* [Working data]
— Begin —

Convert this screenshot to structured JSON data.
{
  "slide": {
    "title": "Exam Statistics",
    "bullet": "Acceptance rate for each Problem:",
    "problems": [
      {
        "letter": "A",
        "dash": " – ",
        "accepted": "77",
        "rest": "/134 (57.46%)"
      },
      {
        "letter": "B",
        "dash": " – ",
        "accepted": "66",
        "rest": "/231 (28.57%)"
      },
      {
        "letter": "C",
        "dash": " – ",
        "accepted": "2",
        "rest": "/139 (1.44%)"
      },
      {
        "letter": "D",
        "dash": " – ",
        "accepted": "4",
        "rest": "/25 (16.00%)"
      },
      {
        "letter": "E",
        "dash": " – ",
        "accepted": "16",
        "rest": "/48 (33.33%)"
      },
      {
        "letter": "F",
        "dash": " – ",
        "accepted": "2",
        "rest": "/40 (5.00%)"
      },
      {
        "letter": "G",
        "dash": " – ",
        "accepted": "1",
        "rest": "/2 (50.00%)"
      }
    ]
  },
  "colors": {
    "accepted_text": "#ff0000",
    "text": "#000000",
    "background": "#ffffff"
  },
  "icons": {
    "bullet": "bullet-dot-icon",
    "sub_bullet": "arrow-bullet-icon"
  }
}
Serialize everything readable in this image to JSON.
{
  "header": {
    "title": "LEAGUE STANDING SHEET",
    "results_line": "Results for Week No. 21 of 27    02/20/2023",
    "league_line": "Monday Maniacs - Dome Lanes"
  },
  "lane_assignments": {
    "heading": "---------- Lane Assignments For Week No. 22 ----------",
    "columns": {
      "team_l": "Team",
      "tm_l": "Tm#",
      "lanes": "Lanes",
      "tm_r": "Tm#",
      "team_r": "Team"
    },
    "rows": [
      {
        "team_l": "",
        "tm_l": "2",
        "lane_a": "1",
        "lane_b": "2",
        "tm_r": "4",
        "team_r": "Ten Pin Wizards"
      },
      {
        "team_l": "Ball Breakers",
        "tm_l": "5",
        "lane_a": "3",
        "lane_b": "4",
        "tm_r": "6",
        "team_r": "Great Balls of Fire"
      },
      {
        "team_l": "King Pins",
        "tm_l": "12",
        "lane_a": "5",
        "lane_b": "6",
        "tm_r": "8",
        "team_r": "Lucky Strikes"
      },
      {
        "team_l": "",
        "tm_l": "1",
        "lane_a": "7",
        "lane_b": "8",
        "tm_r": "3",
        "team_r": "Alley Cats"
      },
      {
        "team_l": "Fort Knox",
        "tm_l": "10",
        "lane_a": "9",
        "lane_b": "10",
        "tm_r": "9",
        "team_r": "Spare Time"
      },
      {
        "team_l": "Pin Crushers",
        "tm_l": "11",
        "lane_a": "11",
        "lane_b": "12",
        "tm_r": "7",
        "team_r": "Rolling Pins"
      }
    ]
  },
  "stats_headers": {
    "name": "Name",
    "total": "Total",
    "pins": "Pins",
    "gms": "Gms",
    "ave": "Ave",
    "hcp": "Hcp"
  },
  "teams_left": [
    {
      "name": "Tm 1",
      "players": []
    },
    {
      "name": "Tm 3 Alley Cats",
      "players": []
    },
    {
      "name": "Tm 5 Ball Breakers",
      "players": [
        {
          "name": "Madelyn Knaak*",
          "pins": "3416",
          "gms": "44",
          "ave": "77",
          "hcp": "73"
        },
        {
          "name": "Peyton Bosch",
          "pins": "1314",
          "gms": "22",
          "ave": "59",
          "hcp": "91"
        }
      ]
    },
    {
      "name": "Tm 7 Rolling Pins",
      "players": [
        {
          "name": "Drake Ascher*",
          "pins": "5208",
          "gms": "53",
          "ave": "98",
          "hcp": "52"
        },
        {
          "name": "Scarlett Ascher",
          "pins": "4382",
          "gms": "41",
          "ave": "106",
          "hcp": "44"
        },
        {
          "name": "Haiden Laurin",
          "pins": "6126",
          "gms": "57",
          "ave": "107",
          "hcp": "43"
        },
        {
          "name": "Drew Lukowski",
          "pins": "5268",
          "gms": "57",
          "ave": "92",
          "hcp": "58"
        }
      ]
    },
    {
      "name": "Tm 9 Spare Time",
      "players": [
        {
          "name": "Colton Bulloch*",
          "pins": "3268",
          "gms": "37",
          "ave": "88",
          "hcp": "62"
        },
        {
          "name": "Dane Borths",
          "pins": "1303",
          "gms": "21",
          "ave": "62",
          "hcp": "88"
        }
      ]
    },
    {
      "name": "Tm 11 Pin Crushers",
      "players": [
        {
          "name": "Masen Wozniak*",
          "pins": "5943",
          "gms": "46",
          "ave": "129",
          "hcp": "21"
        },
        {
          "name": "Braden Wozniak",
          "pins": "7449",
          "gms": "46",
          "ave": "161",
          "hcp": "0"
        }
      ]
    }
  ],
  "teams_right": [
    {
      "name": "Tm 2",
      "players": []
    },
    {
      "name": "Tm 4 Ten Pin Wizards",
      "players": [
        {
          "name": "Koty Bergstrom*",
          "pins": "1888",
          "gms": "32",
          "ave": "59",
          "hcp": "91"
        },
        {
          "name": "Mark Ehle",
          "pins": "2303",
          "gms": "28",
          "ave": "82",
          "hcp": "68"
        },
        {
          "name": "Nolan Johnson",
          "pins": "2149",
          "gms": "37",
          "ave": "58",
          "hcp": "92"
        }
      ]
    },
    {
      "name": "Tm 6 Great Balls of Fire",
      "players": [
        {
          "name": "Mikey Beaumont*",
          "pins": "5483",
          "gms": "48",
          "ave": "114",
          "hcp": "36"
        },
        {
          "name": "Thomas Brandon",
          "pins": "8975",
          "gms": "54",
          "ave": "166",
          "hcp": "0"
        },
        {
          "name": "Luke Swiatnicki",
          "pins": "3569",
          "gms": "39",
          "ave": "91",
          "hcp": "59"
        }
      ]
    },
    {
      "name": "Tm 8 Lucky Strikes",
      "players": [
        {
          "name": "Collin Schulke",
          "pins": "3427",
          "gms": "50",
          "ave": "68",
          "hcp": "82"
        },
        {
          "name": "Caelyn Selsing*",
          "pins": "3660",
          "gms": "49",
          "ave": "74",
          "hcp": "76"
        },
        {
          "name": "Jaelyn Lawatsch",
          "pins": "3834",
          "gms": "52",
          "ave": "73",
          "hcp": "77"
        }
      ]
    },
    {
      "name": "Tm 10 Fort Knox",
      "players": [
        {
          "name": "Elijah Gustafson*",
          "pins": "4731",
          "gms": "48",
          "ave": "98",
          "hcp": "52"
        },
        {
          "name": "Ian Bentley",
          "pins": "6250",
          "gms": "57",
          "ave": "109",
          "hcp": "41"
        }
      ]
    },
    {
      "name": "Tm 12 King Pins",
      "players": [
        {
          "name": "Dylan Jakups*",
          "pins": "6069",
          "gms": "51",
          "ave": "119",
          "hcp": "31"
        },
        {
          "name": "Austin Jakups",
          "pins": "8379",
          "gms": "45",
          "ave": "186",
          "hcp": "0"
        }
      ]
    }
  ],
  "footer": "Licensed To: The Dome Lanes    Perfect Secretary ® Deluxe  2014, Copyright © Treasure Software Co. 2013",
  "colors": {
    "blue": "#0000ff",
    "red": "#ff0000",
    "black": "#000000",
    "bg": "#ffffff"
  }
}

— End —

* [Exercise details] Find the lines above that contain the word "Cats" and collect them.

* [The completed task]
        "team_r": "Alley Cats"
      "name": "Tm 3 Alley Cats",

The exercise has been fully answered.